— Begin —

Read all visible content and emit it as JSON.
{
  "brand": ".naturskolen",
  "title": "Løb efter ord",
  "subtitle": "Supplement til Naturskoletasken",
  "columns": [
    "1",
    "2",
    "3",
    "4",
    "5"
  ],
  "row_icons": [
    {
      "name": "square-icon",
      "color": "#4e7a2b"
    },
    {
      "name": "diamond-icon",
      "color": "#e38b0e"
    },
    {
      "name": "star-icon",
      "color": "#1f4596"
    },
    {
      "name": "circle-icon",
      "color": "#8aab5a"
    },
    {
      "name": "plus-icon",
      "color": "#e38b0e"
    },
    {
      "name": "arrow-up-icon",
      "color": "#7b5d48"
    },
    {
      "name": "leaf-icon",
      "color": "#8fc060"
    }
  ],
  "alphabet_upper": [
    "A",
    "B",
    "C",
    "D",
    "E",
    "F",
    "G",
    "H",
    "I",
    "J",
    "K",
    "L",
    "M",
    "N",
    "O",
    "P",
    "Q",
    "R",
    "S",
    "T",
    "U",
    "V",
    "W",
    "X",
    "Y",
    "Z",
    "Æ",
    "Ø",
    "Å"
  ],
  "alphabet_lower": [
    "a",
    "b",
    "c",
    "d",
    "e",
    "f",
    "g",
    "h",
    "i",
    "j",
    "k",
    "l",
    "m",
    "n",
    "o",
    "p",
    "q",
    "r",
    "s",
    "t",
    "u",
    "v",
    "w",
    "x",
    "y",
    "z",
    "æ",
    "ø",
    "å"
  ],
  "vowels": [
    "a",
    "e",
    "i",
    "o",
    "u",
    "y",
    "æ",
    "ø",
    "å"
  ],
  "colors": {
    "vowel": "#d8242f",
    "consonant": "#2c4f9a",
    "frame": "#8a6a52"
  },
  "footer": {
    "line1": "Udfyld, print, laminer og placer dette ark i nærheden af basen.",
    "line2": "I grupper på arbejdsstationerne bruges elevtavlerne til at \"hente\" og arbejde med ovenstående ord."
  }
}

— End —

Task requirements = Would you give the material above again, complete and exact?

The completed task =
Read all visible content and emit it as JSON.
{
  "brand": ".naturskolen",
  "title": "Løb efter ord",
  "subtitle": "Supplement til Naturskoletasken",
  "columns": [
    "1",
    "2",
    "3",
    "4",
    "5"
  ],
  "row_icons": [
    {
      "name": "square-icon",
      "color": "#4e7a2b"
    },
    {
      "name": "diamond-icon",
      "color": "#e38b0e"
    },
    {
      "name": "star-icon",
      "color": "#1f4596"
    },
    {
      "name": "circle-icon",
      "color": "#8aab5a"
    },
    {
      "name": "plus-icon",
      "color": "#e38b0e"
    },
    {
      "name": "arrow-up-icon",
      "color": "#7b5d48"
    },
    {
      "name": "leaf-icon",
      "color": "#8fc060"
    }
  ],
  "alphabet_upper": [
    "A",
    "B",
    "C",
    "D",
    "E",
    "F",
    "G",
    "H",
    "I",
    "J",
    "K",
    "L",
    "M",
    "N",
    "O",
    "P",
    "Q",
    "R",
    "S",
    "T",
    "U",
    "V",
    "W",
    "X",
    "Y",
    "Z",
    "Æ",
    "Ø",
    "Å"
  ],
  "alphabet_lower": [
    "a",
    "b",
    "c",
    "d",
    "e",
    "f",
    "g",
    "h",
    "i",
    "j",
    "k",
    "l",
    "m",
    "n",
    "o",
    "p",
    "q",
    "r",
    "s",
    "t",
    "u",
    "v",
    "w",
    "x",
    "y",
    "z",
    "æ",
    "ø",
    "å"
  ],
  "vowels": [
    "a",
    "e",
    "i",
    "o",
    "u",
    "y",
    "æ",
    "ø",
    "å"
  ],
  "colors": {
    "vowel": "#d8242f",
    "consonant": "#2c4f9a",
    "frame": "#8a6a52"
  },
  "footer": {
    "line1": "Udfyld, print, laminer og placer dette ark i nærheden af basen.",
    "line2": "I grupper på arbejdsstationerne bruges elevtavlerne til at \"hente\" og arbejde med ovenstående ord."
  }
}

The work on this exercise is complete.